◆ **Given instruction**
Write every record out again exactly, and keep images out of it.

◆ **Data records**

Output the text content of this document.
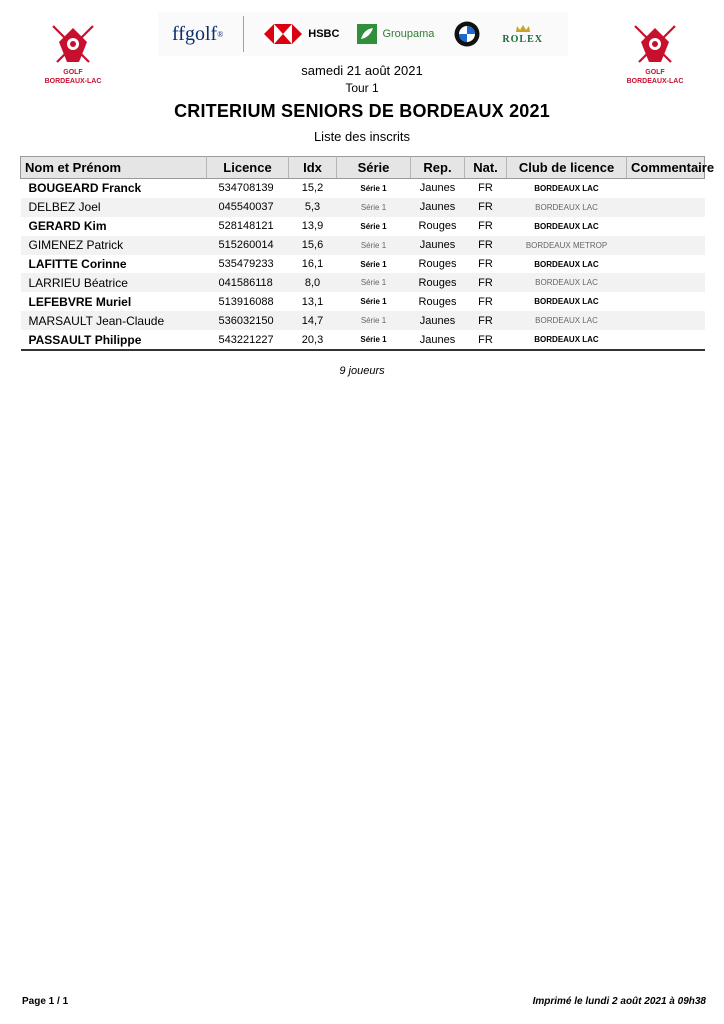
GOLF
BORDEAUX-LAC
GOLF
BORDEAUX-LAC
ffgolf ®	HSBC	Groupama	ROLEX
samedi 21 août 2021
Tour 1
CRITERIUM SENIORS DE BORDEAUX 2021
Liste des inscrits
Nom et Prénom	Licence	Idx	Série	Rep.	Nat.	Club de licence	Commentaire
BOUGEARD Franck	534708139	15,2	Série 1	Jaunes	FR	BORDEAUX LAC	
DELBEZ Joel	045540037	5,3	Série 1	Jaunes	FR	BORDEAUX LAC	
GERARD Kim	528148121	13,9	Série 1	Rouges	FR	BORDEAUX LAC	
GIMENEZ Patrick	515260014	15,6	Série 1	Jaunes	FR	BORDEAUX METROP	
LAFITTE Corinne	535479233	16,1	Série 1	Rouges	FR	BORDEAUX LAC	
LARRIEU Béatrice	041586118	8,0	Série 1	Rouges	FR	BORDEAUX LAC	
LEFEBVRE Muriel	513916088	13,1	Série 1	Rouges	FR	BORDEAUX LAC	
MARSAULT Jean-Claude	536032150	14,7	Série 1	Jaunes	FR	BORDEAUX LAC	
PASSAULT Philippe	543221227	20,3	Série 1	Jaunes	FR	BORDEAUX LAC	
9 joueurs
Page 1 / 1	Imprimé le lundi 2 août 2021 à 09h38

◆ **Output of the exercise**
Output the text content of this document.
GOLF
BORDEAUX-LAC
GOLF
BORDEAUX-LAC
ffgolf ®	HSBC	Groupama	ROLEX
samedi 21 août 2021
Tour 1
CRITERIUM SENIORS DE BORDEAUX 2021
Liste des inscrits
Nom et Prénom	Licence	Idx	Série	Rep.	Nat.	Club de licence	Commentaire
BOUGEARD Franck	534708139	15,2	Série 1	Jaunes	FR	BORDEAUX LAC	
DELBEZ Joel	045540037	5,3	Série 1	Jaunes	FR	BORDEAUX LAC	
GERARD Kim	528148121	13,9	Série 1	Rouges	FR	BORDEAUX LAC	
GIMENEZ Patrick	515260014	15,6	Série 1	Jaunes	FR	BORDEAUX METROP	
LAFITTE Corinne	535479233	16,1	Série 1	Rouges	FR	BORDEAUX LAC	
LARRIEU Béatrice	041586118	8,0	Série 1	Rouges	FR	BORDEAUX LAC	
LEFEBVRE Muriel	513916088	13,1	Série 1	Rouges	FR	BORDEAUX LAC	
MARSAULT Jean-Claude	536032150	14,7	Série 1	Jaunes	FR	BORDEAUX LAC	
PASSAULT Philippe	543221227	20,3	Série 1	Jaunes	FR	BORDEAUX LAC	
9 joueurs
Page 1 / 1	Imprimé le lundi 2 août 2021 à 09h38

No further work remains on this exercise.